What the task requires: Pictures do not belong in the copy, so please give every entry below again exactly.

Data extracted from a collection
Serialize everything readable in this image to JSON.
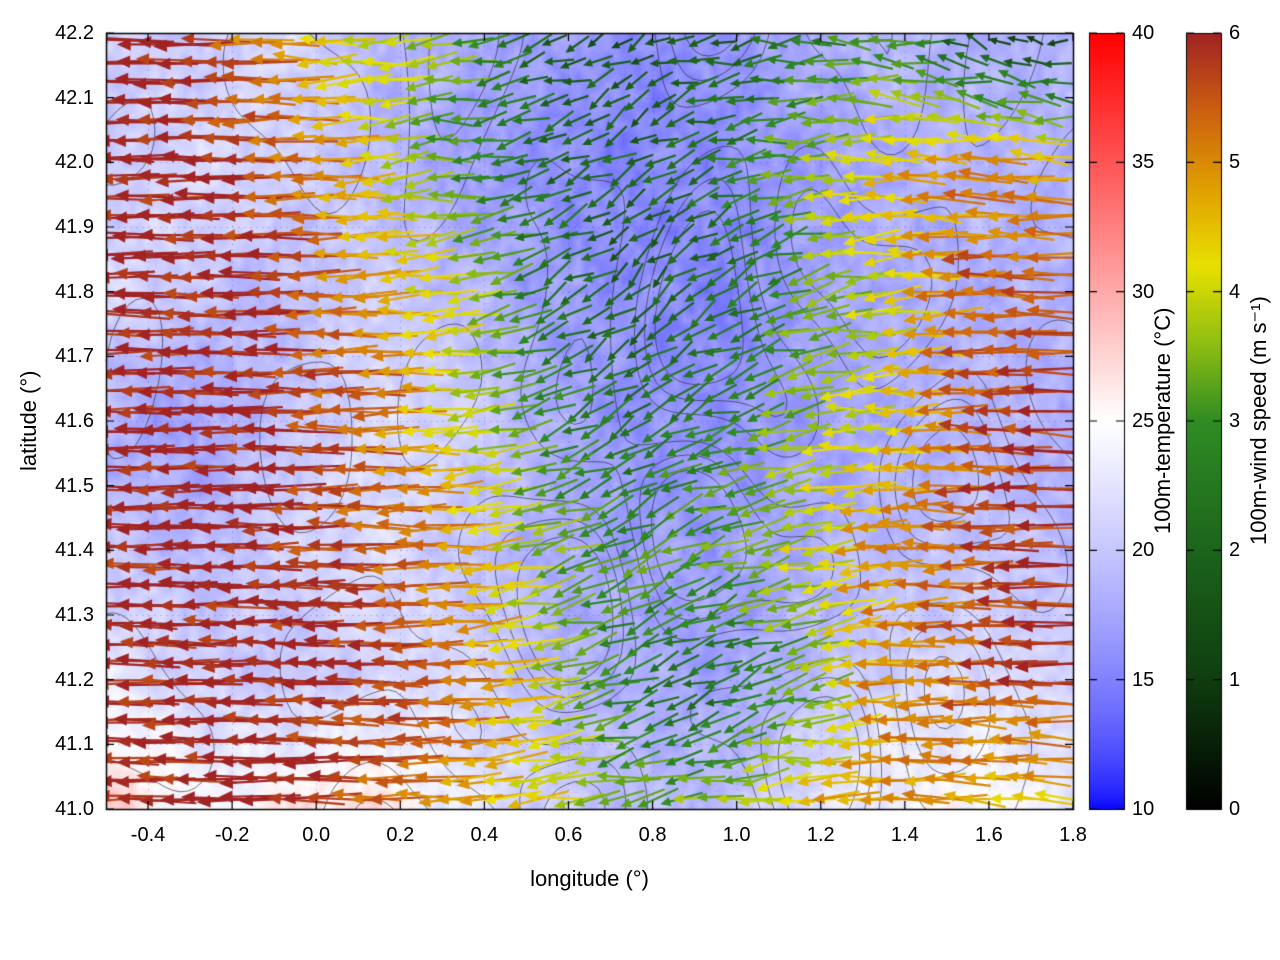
{
  "figure": {
    "background_color": "#ffffff",
    "plot_border_color": "#000000",
    "grid_color": "#8888cc"
  },
  "chart_data": {
    "type": "heatmap",
    "layers": [
      "temperature_heatmap",
      "terrain_contours",
      "wind_vectors"
    ],
    "title": "",
    "xlabel": "longitude (°)",
    "ylabel": "latitude (°)",
    "xlim": [
      -0.5,
      1.8
    ],
    "ylim": [
      41.0,
      42.2
    ],
    "grid": true,
    "x_ticks": [
      -0.4,
      -0.2,
      0.0,
      0.2,
      0.4,
      0.6,
      0.8,
      1.0,
      1.2,
      1.4,
      1.6,
      1.8
    ],
    "x_tick_labels": [
      "-0.4",
      "-0.2",
      "0.0",
      "0.2",
      "0.4",
      "0.6",
      "0.8",
      "1.0",
      "1.2",
      "1.4",
      "1.6",
      "1.8"
    ],
    "y_ticks": [
      41.0,
      41.1,
      41.2,
      41.3,
      41.4,
      41.5,
      41.6,
      41.7,
      41.8,
      41.9,
      42.0,
      42.1,
      42.2
    ],
    "y_tick_labels": [
      "41.0",
      "41.1",
      "41.2",
      "41.3",
      "41.4",
      "41.5",
      "41.6",
      "41.7",
      "41.8",
      "41.9",
      "42.0",
      "42.1",
      "42.2"
    ],
    "colorbars": [
      {
        "label": "100m-temperature (°C)",
        "range": [
          10,
          40
        ],
        "ticks": [
          10,
          15,
          20,
          25,
          30,
          35,
          40
        ],
        "tick_labels": [
          "10",
          "15",
          "20",
          "25",
          "30",
          "35",
          "40"
        ],
        "stops": [
          {
            "v": 10,
            "c": "#0000ff"
          },
          {
            "v": 25,
            "c": "#ffffff"
          },
          {
            "v": 40,
            "c": "#ff0000"
          }
        ]
      },
      {
        "label": "100m-wind speed (m s⁻¹)",
        "range": [
          0,
          6
        ],
        "ticks": [
          0,
          1,
          2,
          3,
          4,
          5,
          6
        ],
        "tick_labels": [
          "0",
          "1",
          "2",
          "3",
          "4",
          "5",
          "6"
        ],
        "stops": [
          {
            "v": 0.0,
            "c": "#000000"
          },
          {
            "v": 1.0,
            "c": "#0f3d0f"
          },
          {
            "v": 2.0,
            "c": "#1c641c"
          },
          {
            "v": 3.0,
            "c": "#2f8c23"
          },
          {
            "v": 3.6,
            "c": "#8fbe12"
          },
          {
            "v": 4.2,
            "c": "#e8e000"
          },
          {
            "v": 4.8,
            "c": "#e0a000"
          },
          {
            "v": 5.4,
            "c": "#cc5f10"
          },
          {
            "v": 6.0,
            "c": "#a12323"
          }
        ]
      }
    ],
    "temperature_grid": {
      "units": "°C",
      "lat_top_to_bottom": [
        42.2,
        42.0,
        41.8,
        41.6,
        41.4,
        41.2,
        41.0
      ],
      "lon_left_to_right": [
        -0.5,
        -0.29,
        -0.08,
        0.13,
        0.34,
        0.55,
        0.76,
        0.96,
        1.17,
        1.38,
        1.59,
        1.8
      ],
      "values": [
        [
          21,
          20,
          22,
          19,
          18,
          17,
          16,
          16,
          18,
          19,
          18,
          19
        ],
        [
          20,
          22,
          21,
          19,
          17,
          16,
          15,
          16,
          17,
          18,
          19,
          18
        ],
        [
          22,
          20,
          19,
          21,
          19,
          17,
          16,
          15,
          17,
          18,
          18,
          19
        ],
        [
          18,
          17,
          20,
          22,
          21,
          18,
          16,
          16,
          17,
          18,
          19,
          18
        ],
        [
          20,
          19,
          21,
          22,
          20,
          18,
          17,
          17,
          18,
          19,
          20,
          19
        ],
        [
          23,
          21,
          20,
          21,
          22,
          19,
          18,
          17,
          19,
          21,
          22,
          21
        ],
        [
          28,
          24,
          26,
          27,
          23,
          21,
          19,
          19,
          22,
          24,
          25,
          23
        ]
      ]
    },
    "wind_grid": {
      "units": "m s⁻¹ / degrees (0=east, 90=north)",
      "lat_top_to_bottom": [
        42.2,
        42.0,
        41.8,
        41.6,
        41.4,
        41.2,
        41.0
      ],
      "lon_left_to_right": [
        -0.5,
        -0.29,
        -0.08,
        0.13,
        0.34,
        0.55,
        0.76,
        0.96,
        1.17,
        1.38,
        1.59,
        1.8
      ],
      "speed": [
        [
          6,
          6,
          5,
          4,
          3.5,
          2,
          1.5,
          1.8,
          2.5,
          3,
          1.2,
          1
        ],
        [
          6,
          6,
          5.5,
          4.5,
          3,
          2.2,
          2,
          2.5,
          3.5,
          4.5,
          5,
          4.5
        ],
        [
          6,
          6,
          6,
          5,
          4,
          2.5,
          1.8,
          2.2,
          3.2,
          4.2,
          5.5,
          5.5
        ],
        [
          6,
          6,
          6,
          5.5,
          4.2,
          3,
          2.4,
          2.8,
          3.6,
          4.2,
          5.5,
          6
        ],
        [
          6,
          6,
          6,
          5.5,
          5,
          3.6,
          3,
          3.4,
          4,
          5,
          5.5,
          6
        ],
        [
          6,
          6,
          6,
          6,
          5.5,
          4,
          2.6,
          2.2,
          3.2,
          5,
          5.5,
          6
        ],
        [
          6,
          6,
          6,
          5.5,
          5,
          4.2,
          3.2,
          3.6,
          4.4,
          5,
          4.6,
          4.2
        ]
      ],
      "dir_deg": [
        [
          180,
          180,
          178,
          182,
          185,
          200,
          210,
          190,
          180,
          175,
          160,
          170
        ],
        [
          180,
          179,
          181,
          183,
          188,
          200,
          215,
          195,
          182,
          178,
          177,
          176
        ],
        [
          180,
          180,
          180,
          181,
          186,
          205,
          225,
          215,
          195,
          183,
          179,
          179
        ],
        [
          180,
          180,
          180,
          180,
          184,
          198,
          212,
          198,
          186,
          180,
          178,
          178
        ],
        [
          180,
          180,
          180,
          180,
          182,
          193,
          206,
          198,
          189,
          182,
          180,
          180
        ],
        [
          180,
          180,
          180,
          180,
          181,
          190,
          200,
          208,
          193,
          184,
          180,
          180
        ],
        [
          180,
          179,
          180,
          180,
          181,
          186,
          190,
          185,
          182,
          179,
          177,
          177
        ]
      ]
    }
  }
}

Answer to the task:
Serialize everything readable in this image to JSON.
{
  "figure": {
    "background_color": "#ffffff",
    "plot_border_color": "#000000",
    "grid_color": "#8888cc"
  },
  "chart_data": {
    "type": "heatmap",
    "layers": [
      "temperature_heatmap",
      "terrain_contours",
      "wind_vectors"
    ],
    "title": "",
    "xlabel": "longitude (°)",
    "ylabel": "latitude (°)",
    "xlim": [
      -0.5,
      1.8
    ],
    "ylim": [
      41.0,
      42.2
    ],
    "grid": true,
    "x_ticks": [
      -0.4,
      -0.2,
      0.0,
      0.2,
      0.4,
      0.6,
      0.8,
      1.0,
      1.2,
      1.4,
      1.6,
      1.8
    ],
    "x_tick_labels": [
      "-0.4",
      "-0.2",
      "0.0",
      "0.2",
      "0.4",
      "0.6",
      "0.8",
      "1.0",
      "1.2",
      "1.4",
      "1.6",
      "1.8"
    ],
    "y_ticks": [
      41.0,
      41.1,
      41.2,
      41.3,
      41.4,
      41.5,
      41.6,
      41.7,
      41.8,
      41.9,
      42.0,
      42.1,
      42.2
    ],
    "y_tick_labels": [
      "41.0",
      "41.1",
      "41.2",
      "41.3",
      "41.4",
      "41.5",
      "41.6",
      "41.7",
      "41.8",
      "41.9",
      "42.0",
      "42.1",
      "42.2"
    ],
    "colorbars": [
      {
        "label": "100m-temperature (°C)",
        "range": [
          10,
          40
        ],
        "ticks": [
          10,
          15,
          20,
          25,
          30,
          35,
          40
        ],
        "tick_labels": [
          "10",
          "15",
          "20",
          "25",
          "30",
          "35",
          "40"
        ],
        "stops": [
          {
            "v": 10,
            "c": "#0000ff"
          },
          {
            "v": 25,
            "c": "#ffffff"
          },
          {
            "v": 40,
            "c": "#ff0000"
          }
        ]
      },
      {
        "label": "100m-wind speed (m s⁻¹)",
        "range": [
          0,
          6
        ],
        "ticks": [
          0,
          1,
          2,
          3,
          4,
          5,
          6
        ],
        "tick_labels": [
          "0",
          "1",
          "2",
          "3",
          "4",
          "5",
          "6"
        ],
        "stops": [
          {
            "v": 0.0,
            "c": "#000000"
          },
          {
            "v": 1.0,
            "c": "#0f3d0f"
          },
          {
            "v": 2.0,
            "c": "#1c641c"
          },
          {
            "v": 3.0,
            "c": "#2f8c23"
          },
          {
            "v": 3.6,
            "c": "#8fbe12"
          },
          {
            "v": 4.2,
            "c": "#e8e000"
          },
          {
            "v": 4.8,
            "c": "#e0a000"
          },
          {
            "v": 5.4,
            "c": "#cc5f10"
          },
          {
            "v": 6.0,
            "c": "#a12323"
          }
        ]
      }
    ],
    "temperature_grid": {
      "units": "°C",
      "lat_top_to_bottom": [
        42.2,
        42.0,
        41.8,
        41.6,
        41.4,
        41.2,
        41.0
      ],
      "lon_left_to_right": [
        -0.5,
        -0.29,
        -0.08,
        0.13,
        0.34,
        0.55,
        0.76,
        0.96,
        1.17,
        1.38,
        1.59,
        1.8
      ],
      "values": [
        [
          21,
          20,
          22,
          19,
          18,
          17,
          16,
          16,
          18,
          19,
          18,
          19
        ],
        [
          20,
          22,
          21,
          19,
          17,
          16,
          15,
          16,
          17,
          18,
          19,
          18
        ],
        [
          22,
          20,
          19,
          21,
          19,
          17,
          16,
          15,
          17,
          18,
          18,
          19
        ],
        [
          18,
          17,
          20,
          22,
          21,
          18,
          16,
          16,
          17,
          18,
          19,
          18
        ],
        [
          20,
          19,
          21,
          22,
          20,
          18,
          17,
          17,
          18,
          19,
          20,
          19
        ],
        [
          23,
          21,
          20,
          21,
          22,
          19,
          18,
          17,
          19,
          21,
          22,
          21
        ],
        [
          28,
          24,
          26,
          27,
          23,
          21,
          19,
          19,
          22,
          24,
          25,
          23
        ]
      ]
    },
    "wind_grid": {
      "units": "m s⁻¹ / degrees (0=east, 90=north)",
      "lat_top_to_bottom": [
        42.2,
        42.0,
        41.8,
        41.6,
        41.4,
        41.2,
        41.0
      ],
      "lon_left_to_right": [
        -0.5,
        -0.29,
        -0.08,
        0.13,
        0.34,
        0.55,
        0.76,
        0.96,
        1.17,
        1.38,
        1.59,
        1.8
      ],
      "speed": [
        [
          6,
          6,
          5,
          4,
          3.5,
          2,
          1.5,
          1.8,
          2.5,
          3,
          1.2,
          1
        ],
        [
          6,
          6,
          5.5,
          4.5,
          3,
          2.2,
          2,
          2.5,
          3.5,
          4.5,
          5,
          4.5
        ],
        [
          6,
          6,
          6,
          5,
          4,
          2.5,
          1.8,
          2.2,
          3.2,
          4.2,
          5.5,
          5.5
        ],
        [
          6,
          6,
          6,
          5.5,
          4.2,
          3,
          2.4,
          2.8,
          3.6,
          4.2,
          5.5,
          6
        ],
        [
          6,
          6,
          6,
          5.5,
          5,
          3.6,
          3,
          3.4,
          4,
          5,
          5.5,
          6
        ],
        [
          6,
          6,
          6,
          6,
          5.5,
          4,
          2.6,
          2.2,
          3.2,
          5,
          5.5,
          6
        ],
        [
          6,
          6,
          6,
          5.5,
          5,
          4.2,
          3.2,
          3.6,
          4.4,
          5,
          4.6,
          4.2
        ]
      ],
      "dir_deg": [
        [
          180,
          180,
          178,
          182,
          185,
          200,
          210,
          190,
          180,
          175,
          160,
          170
        ],
        [
          180,
          179,
          181,
          183,
          188,
          200,
          215,
          195,
          182,
          178,
          177,
          176
        ],
        [
          180,
          180,
          180,
          181,
          186,
          205,
          225,
          215,
          195,
          183,
          179,
          179
        ],
        [
          180,
          180,
          180,
          180,
          184,
          198,
          212,
          198,
          186,
          180,
          178,
          178
        ],
        [
          180,
          180,
          180,
          180,
          182,
          193,
          206,
          198,
          189,
          182,
          180,
          180
        ],
        [
          180,
          180,
          180,
          180,
          181,
          190,
          200,
          208,
          193,
          184,
          180,
          180
        ],
        [
          180,
          179,
          180,
          180,
          181,
          186,
          190,
          185,
          182,
          179,
          177,
          177
        ]
      ]
    }
  }
}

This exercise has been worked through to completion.